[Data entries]
[Begin]
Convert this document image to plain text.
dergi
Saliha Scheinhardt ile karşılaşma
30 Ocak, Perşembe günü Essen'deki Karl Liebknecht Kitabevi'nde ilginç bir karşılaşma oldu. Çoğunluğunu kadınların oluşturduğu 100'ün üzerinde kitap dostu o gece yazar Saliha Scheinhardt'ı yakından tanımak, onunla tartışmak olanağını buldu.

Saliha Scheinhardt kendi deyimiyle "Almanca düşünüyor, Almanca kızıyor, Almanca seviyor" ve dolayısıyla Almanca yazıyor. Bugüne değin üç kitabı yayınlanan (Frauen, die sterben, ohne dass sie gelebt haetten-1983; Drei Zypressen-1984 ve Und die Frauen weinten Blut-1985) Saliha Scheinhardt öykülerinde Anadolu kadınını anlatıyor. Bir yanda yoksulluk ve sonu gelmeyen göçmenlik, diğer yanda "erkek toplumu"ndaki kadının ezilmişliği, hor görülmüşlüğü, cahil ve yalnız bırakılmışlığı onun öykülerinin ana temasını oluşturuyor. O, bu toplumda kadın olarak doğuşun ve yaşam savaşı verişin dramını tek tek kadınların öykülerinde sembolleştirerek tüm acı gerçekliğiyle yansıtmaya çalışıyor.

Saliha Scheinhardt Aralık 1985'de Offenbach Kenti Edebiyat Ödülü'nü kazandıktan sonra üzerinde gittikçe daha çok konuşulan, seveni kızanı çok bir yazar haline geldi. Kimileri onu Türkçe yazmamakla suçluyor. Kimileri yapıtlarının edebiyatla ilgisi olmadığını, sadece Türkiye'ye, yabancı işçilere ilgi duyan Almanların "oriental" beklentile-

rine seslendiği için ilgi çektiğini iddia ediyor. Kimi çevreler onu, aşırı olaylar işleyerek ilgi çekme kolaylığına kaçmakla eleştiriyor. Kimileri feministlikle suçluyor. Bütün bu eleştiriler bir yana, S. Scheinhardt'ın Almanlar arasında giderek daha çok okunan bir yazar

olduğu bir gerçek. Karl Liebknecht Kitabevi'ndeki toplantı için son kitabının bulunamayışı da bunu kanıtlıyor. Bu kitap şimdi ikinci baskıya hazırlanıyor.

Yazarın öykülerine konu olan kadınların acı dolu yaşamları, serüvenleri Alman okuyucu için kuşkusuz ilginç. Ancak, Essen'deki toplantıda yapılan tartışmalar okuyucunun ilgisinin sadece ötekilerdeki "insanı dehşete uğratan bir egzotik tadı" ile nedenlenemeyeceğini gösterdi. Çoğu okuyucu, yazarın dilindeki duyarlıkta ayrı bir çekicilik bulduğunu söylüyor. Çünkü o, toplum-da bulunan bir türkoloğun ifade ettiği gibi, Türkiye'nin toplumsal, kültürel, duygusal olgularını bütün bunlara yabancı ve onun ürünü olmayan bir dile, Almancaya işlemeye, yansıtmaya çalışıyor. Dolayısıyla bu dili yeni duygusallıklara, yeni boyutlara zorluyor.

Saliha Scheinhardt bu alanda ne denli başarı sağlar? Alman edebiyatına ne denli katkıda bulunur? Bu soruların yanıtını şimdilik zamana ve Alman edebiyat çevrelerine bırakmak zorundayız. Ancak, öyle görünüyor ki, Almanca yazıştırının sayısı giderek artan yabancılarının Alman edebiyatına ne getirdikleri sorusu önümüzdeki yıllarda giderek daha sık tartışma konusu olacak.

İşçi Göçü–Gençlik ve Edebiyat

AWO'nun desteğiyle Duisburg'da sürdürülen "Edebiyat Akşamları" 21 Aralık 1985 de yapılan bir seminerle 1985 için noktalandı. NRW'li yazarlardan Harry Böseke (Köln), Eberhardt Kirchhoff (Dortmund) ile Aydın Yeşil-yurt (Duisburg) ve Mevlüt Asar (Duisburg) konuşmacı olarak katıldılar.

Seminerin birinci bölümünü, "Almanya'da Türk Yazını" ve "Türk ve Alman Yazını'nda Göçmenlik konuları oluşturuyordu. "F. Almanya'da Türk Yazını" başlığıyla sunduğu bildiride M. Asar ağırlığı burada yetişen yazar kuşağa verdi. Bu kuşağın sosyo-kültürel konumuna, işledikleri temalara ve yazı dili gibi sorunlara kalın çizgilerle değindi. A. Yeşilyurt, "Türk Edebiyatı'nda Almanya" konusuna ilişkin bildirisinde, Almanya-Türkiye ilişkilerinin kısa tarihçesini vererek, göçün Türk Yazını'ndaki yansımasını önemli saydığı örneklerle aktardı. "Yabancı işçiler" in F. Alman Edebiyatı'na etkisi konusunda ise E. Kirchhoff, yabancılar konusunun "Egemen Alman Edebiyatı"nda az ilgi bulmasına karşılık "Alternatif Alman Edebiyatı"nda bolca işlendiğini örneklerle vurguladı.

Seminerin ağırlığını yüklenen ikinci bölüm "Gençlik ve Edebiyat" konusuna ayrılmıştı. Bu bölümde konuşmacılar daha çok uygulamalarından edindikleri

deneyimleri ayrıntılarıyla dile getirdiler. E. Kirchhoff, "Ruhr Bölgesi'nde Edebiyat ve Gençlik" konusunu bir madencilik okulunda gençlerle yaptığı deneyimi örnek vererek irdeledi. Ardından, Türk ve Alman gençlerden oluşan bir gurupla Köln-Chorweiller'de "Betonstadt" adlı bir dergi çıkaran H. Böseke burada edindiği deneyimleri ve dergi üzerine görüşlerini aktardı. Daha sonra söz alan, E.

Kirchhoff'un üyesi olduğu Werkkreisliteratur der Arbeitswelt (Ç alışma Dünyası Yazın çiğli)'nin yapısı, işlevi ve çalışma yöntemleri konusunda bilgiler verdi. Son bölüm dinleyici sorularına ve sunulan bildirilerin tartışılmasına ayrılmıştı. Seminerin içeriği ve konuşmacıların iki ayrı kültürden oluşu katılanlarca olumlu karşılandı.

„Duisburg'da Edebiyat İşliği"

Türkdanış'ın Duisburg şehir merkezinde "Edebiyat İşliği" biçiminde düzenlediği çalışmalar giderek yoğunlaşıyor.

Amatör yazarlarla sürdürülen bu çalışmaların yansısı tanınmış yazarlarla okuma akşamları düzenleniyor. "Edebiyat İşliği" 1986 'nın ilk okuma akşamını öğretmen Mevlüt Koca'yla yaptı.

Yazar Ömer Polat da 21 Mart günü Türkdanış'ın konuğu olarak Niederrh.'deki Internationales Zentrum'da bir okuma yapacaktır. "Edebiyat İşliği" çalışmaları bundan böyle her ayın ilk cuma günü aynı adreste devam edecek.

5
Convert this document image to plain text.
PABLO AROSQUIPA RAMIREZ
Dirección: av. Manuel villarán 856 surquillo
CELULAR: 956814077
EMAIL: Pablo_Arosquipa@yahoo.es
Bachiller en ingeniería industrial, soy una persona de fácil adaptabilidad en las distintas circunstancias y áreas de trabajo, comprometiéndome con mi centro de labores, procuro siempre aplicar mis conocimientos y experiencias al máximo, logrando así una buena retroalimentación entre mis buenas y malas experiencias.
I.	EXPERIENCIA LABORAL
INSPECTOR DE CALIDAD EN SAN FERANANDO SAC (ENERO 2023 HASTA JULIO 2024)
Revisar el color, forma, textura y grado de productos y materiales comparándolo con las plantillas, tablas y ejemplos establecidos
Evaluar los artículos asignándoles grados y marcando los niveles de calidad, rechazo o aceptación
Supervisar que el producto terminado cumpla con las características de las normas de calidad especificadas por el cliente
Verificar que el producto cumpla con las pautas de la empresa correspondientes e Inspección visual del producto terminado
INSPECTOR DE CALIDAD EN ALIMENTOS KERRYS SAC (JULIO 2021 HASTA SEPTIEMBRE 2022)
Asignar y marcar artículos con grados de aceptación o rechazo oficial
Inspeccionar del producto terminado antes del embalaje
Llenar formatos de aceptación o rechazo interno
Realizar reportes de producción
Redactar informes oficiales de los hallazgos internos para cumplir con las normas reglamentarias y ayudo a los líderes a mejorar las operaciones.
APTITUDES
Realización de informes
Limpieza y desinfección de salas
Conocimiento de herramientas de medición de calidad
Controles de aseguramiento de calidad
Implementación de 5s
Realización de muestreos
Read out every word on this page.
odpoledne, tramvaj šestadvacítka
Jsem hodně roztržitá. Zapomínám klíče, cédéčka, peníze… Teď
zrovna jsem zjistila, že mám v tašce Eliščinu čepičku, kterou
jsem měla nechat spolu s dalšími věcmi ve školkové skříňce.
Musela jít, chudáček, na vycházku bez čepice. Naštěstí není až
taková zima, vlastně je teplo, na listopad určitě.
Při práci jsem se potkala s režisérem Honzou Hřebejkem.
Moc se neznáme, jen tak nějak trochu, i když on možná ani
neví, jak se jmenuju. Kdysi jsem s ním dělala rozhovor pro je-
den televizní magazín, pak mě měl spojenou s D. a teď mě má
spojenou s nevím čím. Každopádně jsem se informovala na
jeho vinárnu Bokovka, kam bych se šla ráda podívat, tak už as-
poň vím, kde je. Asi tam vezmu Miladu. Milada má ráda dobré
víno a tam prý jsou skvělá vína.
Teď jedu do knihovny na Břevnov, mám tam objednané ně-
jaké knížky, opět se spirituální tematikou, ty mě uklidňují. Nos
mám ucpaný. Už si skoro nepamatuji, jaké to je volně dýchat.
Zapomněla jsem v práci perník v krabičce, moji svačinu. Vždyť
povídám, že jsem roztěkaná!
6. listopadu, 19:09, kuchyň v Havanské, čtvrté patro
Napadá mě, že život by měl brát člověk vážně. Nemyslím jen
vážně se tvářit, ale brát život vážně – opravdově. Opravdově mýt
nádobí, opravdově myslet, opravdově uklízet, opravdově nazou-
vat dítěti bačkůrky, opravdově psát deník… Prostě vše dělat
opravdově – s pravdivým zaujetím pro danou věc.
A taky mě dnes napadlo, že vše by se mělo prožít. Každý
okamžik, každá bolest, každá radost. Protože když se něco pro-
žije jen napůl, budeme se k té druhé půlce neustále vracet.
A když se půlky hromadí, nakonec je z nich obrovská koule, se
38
[End]
Exercise: Each line holding "üzerinde" must be found and copied.

Full response:
30 Ocak, Perşembe günü Essen'deki Karl Liebknecht Kitabevi'nde ilginç bir karşılaşma oldu. Çoğunluğunu kadınların oluşturduğu 100'ün üzerinde kitap dostu o gece yazar Saliha Scheinhardt'ı yakından tanımak, onunla tartışmak olanağını buldu.
Saliha Scheinhardt Aralık 1985'de Offenbach Kenti Edebiyat Ödülü'nü kazandıktan sonra üzerinde gittikçe daha çok konuşulan, seveni kızanı çok bir yazar haline geldi. Kimileri onu Türkçe yazmamakla suçluyor. Kimileri yapıtlarının edebiyatla ilgisi olmadığını, sadece Türkiye'ye, yabancı işçilere ilgi duyan Almanların "oriental" beklentile-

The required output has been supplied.